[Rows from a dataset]
● ● ●
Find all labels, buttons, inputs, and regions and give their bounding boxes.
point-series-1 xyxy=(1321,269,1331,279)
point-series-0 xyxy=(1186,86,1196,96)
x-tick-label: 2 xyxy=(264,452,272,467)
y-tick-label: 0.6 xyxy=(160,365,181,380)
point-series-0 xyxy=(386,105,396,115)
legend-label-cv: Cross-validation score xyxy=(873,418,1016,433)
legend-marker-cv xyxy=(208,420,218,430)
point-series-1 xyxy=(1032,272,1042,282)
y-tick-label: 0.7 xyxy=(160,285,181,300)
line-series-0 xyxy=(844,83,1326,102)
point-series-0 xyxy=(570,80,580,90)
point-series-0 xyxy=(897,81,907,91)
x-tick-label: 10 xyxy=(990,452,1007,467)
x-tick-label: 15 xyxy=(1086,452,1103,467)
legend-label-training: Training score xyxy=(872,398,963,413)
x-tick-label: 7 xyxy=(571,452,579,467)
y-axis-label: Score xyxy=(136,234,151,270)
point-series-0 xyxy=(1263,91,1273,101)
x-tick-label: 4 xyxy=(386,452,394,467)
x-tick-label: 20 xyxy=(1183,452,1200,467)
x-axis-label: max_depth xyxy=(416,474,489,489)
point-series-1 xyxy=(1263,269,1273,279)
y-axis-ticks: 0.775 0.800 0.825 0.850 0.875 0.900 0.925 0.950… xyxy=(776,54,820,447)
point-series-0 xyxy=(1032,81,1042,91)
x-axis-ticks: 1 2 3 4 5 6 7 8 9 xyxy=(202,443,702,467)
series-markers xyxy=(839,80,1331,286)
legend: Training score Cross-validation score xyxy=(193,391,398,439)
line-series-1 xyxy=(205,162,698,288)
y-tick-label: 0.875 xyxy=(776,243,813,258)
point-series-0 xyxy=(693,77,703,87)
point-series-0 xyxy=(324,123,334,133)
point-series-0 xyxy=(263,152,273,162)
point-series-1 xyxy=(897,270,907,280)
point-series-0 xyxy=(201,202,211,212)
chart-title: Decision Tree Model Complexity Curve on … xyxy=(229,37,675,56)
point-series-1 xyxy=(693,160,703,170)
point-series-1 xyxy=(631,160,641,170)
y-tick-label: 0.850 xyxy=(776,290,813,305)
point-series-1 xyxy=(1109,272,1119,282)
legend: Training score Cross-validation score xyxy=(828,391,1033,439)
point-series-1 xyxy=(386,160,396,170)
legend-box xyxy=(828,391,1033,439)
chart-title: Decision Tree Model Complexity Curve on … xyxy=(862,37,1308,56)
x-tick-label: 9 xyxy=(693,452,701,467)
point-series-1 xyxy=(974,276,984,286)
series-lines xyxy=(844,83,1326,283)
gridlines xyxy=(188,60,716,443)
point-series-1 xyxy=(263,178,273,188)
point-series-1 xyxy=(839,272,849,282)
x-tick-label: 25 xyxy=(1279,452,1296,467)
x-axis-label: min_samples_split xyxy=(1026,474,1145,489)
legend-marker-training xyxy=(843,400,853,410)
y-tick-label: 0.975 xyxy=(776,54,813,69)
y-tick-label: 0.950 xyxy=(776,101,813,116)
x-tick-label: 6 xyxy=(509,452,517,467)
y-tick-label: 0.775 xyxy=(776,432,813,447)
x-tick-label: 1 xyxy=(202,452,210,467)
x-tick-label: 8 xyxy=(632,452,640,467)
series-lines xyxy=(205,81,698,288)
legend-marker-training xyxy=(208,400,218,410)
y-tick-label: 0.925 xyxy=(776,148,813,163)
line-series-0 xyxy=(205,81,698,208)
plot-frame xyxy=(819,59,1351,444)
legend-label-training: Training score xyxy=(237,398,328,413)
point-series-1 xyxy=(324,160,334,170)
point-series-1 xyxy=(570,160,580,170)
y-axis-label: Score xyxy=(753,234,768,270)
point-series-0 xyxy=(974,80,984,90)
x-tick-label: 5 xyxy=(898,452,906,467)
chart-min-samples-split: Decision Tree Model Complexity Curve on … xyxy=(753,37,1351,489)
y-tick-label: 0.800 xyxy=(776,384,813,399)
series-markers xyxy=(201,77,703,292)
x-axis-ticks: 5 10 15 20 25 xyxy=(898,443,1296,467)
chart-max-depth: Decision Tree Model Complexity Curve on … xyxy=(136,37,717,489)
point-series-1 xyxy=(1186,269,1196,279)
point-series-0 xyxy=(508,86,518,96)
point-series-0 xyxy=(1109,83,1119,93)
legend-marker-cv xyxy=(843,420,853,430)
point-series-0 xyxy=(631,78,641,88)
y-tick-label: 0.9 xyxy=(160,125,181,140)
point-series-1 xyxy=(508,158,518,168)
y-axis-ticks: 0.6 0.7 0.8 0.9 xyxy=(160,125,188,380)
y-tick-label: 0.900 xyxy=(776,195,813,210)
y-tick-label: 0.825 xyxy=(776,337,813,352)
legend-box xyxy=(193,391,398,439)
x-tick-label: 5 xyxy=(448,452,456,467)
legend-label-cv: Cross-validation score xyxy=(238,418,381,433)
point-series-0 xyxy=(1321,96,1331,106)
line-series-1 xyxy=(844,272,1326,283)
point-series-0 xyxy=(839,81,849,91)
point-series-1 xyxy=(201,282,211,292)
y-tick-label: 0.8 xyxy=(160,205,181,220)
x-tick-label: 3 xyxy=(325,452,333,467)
● ● ●
Task objective » Retype everything in the material from its first line down to the line containing "y-tick-label: 0.6 xyxy=(160,365,181,380)", keeping both ends.

Written solution »
Find all labels, buttons, inputs, and regions and give their bounding boxes.
point-series-1 xyxy=(1321,269,1331,279)
point-series-0 xyxy=(1186,86,1196,96)
x-tick-label: 2 xyxy=(264,452,272,467)
y-tick-label: 0.6 xyxy=(160,365,181,380)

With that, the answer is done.